PROBLEM DESCRIPTION: The exercise asks you to copy every line below in which "describing" appears.

AVAILABLE DATA:
:::

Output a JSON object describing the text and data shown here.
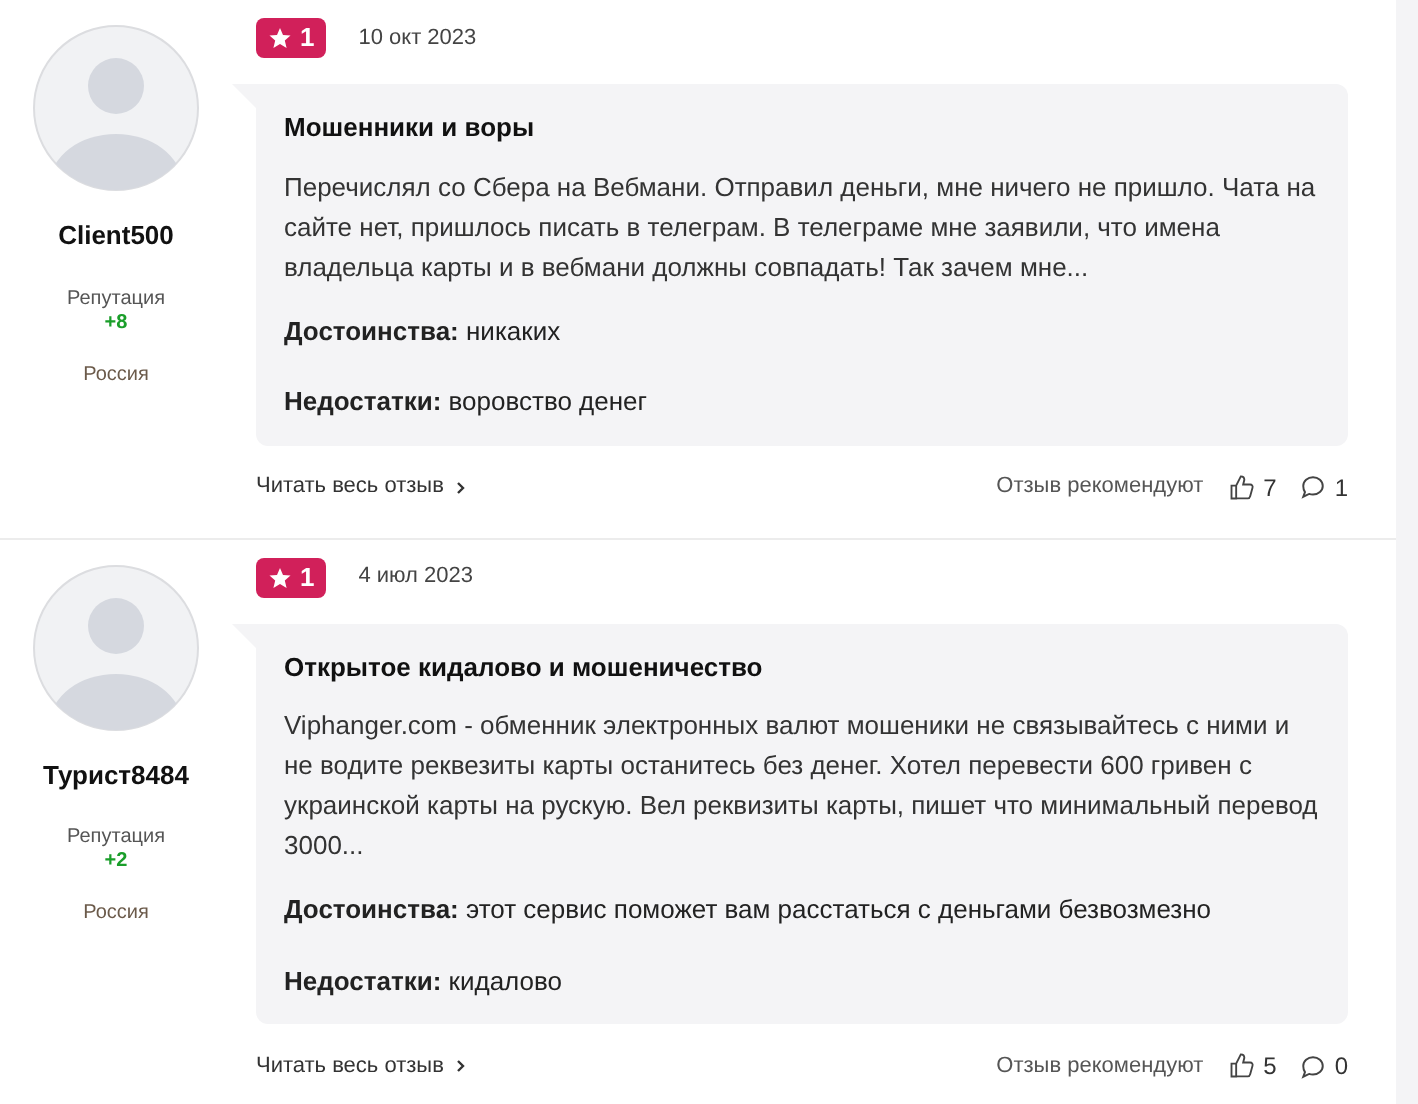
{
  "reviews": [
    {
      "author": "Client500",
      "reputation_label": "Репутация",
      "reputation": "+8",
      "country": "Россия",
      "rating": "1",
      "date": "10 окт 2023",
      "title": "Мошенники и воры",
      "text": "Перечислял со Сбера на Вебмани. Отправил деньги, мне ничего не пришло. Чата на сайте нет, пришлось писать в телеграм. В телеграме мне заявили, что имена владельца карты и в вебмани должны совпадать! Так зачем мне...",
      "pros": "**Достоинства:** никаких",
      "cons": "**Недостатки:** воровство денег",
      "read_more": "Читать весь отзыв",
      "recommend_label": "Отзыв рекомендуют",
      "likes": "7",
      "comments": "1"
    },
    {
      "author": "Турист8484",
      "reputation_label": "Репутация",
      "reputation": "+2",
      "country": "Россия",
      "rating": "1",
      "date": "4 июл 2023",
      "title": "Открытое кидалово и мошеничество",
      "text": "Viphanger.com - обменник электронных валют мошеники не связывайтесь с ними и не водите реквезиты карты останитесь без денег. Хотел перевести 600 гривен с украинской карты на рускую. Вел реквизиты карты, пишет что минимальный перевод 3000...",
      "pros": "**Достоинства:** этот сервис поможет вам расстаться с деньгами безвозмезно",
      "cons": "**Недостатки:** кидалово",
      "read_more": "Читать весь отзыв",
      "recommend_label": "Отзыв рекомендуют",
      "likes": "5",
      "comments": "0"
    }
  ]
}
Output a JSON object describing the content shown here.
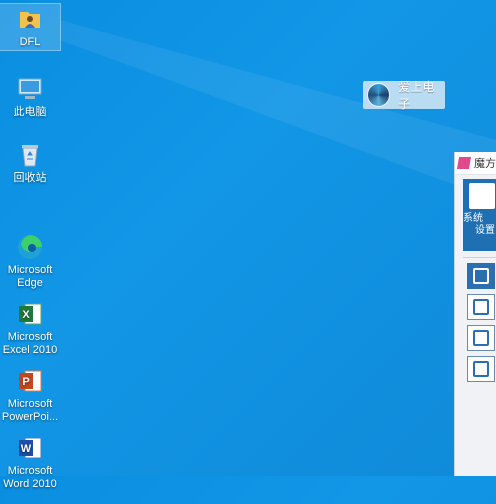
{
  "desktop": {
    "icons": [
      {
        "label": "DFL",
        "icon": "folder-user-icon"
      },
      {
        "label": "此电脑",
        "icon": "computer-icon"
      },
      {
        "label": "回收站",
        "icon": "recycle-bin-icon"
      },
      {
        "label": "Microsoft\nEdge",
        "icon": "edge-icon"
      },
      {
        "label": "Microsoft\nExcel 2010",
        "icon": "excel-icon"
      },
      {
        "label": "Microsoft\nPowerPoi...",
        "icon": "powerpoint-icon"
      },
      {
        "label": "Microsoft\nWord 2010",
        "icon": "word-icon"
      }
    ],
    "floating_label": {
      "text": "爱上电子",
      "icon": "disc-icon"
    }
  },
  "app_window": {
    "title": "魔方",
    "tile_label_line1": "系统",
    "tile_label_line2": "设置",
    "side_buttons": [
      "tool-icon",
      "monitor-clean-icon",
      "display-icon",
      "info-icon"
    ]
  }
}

:::

SOLUTION TO THIS PROBLEM:
Output a JSON object describing the text and data shown here.
Output a JSON object describing the content shown here.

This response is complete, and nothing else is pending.